** start of Given records **

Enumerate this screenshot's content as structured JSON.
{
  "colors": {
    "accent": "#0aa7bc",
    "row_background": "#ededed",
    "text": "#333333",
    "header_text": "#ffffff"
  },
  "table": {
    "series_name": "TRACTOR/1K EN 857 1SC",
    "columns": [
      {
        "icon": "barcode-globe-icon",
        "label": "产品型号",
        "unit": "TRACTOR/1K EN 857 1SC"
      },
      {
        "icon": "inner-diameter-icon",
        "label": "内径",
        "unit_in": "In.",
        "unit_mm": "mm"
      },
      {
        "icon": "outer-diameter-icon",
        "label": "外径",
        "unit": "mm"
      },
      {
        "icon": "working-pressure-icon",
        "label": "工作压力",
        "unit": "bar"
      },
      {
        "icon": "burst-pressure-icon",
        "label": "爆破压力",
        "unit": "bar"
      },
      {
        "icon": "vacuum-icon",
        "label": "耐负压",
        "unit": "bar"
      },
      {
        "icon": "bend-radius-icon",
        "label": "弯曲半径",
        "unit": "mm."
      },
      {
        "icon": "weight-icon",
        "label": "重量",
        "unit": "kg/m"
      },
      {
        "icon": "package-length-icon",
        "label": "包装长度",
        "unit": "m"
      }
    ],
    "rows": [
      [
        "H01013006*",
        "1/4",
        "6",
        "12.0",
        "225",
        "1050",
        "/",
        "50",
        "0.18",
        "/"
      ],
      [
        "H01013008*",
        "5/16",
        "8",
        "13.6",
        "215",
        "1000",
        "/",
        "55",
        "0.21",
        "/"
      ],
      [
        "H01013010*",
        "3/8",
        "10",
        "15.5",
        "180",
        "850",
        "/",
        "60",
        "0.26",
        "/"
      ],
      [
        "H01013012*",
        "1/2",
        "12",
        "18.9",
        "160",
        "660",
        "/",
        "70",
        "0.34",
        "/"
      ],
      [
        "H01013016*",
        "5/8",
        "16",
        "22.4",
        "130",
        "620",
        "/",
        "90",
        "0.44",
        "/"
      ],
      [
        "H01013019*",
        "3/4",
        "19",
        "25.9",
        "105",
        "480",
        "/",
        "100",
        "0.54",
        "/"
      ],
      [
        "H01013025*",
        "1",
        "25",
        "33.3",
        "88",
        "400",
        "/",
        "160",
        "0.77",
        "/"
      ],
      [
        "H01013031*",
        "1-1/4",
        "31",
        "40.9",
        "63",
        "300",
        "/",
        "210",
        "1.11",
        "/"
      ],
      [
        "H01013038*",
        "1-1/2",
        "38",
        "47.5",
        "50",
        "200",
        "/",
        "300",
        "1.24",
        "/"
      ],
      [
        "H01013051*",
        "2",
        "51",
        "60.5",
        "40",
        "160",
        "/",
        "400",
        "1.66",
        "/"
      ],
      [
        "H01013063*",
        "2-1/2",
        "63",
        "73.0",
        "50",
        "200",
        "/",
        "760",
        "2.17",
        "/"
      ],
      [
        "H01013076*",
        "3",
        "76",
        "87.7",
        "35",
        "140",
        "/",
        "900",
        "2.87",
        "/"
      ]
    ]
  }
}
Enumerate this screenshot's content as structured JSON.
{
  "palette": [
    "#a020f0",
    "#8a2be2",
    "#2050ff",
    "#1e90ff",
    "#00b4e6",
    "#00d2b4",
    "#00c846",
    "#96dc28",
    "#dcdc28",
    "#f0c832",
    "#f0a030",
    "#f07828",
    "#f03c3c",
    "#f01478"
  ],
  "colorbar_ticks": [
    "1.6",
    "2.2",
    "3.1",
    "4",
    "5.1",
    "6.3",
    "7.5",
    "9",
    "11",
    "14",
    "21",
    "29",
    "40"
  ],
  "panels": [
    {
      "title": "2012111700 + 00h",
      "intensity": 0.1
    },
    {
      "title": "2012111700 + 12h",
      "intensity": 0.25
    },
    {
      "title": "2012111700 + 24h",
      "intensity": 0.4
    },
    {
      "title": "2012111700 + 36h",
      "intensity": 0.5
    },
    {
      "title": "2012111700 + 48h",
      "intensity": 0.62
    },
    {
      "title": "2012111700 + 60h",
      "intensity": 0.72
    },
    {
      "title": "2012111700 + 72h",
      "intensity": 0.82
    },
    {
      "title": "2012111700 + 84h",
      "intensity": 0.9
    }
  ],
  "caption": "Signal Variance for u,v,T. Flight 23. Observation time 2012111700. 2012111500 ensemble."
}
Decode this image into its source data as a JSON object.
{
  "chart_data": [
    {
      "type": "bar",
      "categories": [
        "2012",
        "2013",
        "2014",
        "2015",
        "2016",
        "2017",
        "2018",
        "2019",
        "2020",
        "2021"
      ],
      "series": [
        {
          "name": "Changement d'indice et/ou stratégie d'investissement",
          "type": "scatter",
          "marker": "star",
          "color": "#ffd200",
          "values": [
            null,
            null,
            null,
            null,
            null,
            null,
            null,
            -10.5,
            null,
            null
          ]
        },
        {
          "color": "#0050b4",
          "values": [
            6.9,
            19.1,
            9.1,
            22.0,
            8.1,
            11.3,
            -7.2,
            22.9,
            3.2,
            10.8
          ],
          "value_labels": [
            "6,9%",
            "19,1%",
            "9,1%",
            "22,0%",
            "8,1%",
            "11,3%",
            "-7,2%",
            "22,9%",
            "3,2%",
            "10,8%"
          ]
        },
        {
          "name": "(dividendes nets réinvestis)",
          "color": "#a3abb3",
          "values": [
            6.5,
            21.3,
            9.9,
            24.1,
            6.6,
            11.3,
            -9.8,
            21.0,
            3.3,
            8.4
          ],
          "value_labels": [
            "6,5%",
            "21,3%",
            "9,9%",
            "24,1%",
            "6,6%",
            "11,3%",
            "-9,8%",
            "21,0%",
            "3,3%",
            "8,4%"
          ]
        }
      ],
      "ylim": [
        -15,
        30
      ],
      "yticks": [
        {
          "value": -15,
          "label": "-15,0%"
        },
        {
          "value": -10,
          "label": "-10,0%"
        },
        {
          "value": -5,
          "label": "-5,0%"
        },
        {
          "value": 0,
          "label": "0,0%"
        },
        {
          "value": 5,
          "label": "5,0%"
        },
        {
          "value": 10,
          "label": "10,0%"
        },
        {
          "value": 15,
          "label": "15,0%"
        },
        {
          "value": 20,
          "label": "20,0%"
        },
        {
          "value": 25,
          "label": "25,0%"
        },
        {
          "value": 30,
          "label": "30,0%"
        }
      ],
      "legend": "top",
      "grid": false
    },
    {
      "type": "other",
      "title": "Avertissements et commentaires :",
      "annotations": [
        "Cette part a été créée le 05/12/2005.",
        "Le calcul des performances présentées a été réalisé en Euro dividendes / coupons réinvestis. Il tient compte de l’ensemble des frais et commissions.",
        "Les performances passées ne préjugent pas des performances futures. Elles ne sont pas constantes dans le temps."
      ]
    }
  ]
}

** end of Given records **

Aim: Lines holding the word "icon" in the entries above are the ones to pull out. Copy them all.

Exercise output:
        "icon": "barcode-globe-icon",
        "icon": "inner-diameter-icon",
        "icon": "outer-diameter-icon",
        "icon": "working-pressure-icon",
        "icon": "burst-pressure-icon",
        "icon": "vacuum-icon",
        "icon": "bend-radius-icon",
        "icon": "weight-icon",
        "icon": "package-length-icon",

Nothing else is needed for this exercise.